— Start —

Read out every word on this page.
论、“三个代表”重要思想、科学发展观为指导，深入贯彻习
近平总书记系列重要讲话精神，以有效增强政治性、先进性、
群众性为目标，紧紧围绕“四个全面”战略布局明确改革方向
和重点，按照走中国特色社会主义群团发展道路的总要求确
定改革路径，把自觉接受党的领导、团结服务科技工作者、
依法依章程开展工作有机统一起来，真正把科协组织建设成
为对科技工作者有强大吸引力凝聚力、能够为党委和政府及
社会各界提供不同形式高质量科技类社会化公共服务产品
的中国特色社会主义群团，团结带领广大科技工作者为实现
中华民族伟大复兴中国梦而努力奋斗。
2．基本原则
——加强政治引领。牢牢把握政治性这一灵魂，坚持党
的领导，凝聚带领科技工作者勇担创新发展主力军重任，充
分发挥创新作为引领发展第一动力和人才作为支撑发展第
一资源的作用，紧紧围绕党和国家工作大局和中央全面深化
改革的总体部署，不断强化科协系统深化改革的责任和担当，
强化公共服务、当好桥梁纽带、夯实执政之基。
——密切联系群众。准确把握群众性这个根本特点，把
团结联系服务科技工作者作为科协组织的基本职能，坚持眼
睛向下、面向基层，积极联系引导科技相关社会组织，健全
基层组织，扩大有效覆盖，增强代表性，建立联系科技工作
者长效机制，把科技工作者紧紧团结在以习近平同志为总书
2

— End —

Your task is to repeat every entry exactly.

## [ANSWER IN FULL]
Read out every word on this page.
论、“三个代表”重要思想、科学发展观为指导，深入贯彻习
近平总书记系列重要讲话精神，以有效增强政治性、先进性、
群众性为目标，紧紧围绕“四个全面”战略布局明确改革方向
和重点，按照走中国特色社会主义群团发展道路的总要求确
定改革路径，把自觉接受党的领导、团结服务科技工作者、
依法依章程开展工作有机统一起来，真正把科协组织建设成
为对科技工作者有强大吸引力凝聚力、能够为党委和政府及
社会各界提供不同形式高质量科技类社会化公共服务产品
的中国特色社会主义群团，团结带领广大科技工作者为实现
中华民族伟大复兴中国梦而努力奋斗。
2．基本原则
——加强政治引领。牢牢把握政治性这一灵魂，坚持党
的领导，凝聚带领科技工作者勇担创新发展主力军重任，充
分发挥创新作为引领发展第一动力和人才作为支撑发展第
一资源的作用，紧紧围绕党和国家工作大局和中央全面深化
改革的总体部署，不断强化科协系统深化改革的责任和担当，
强化公共服务、当好桥梁纽带、夯实执政之基。
——密切联系群众。准确把握群众性这个根本特点，把
团结联系服务科技工作者作为科协组织的基本职能，坚持眼
睛向下、面向基层，积极联系引导科技相关社会组织，健全
基层组织，扩大有效覆盖，增强代表性，建立联系科技工作
者长效机制，把科技工作者紧紧团结在以习近平同志为总书
2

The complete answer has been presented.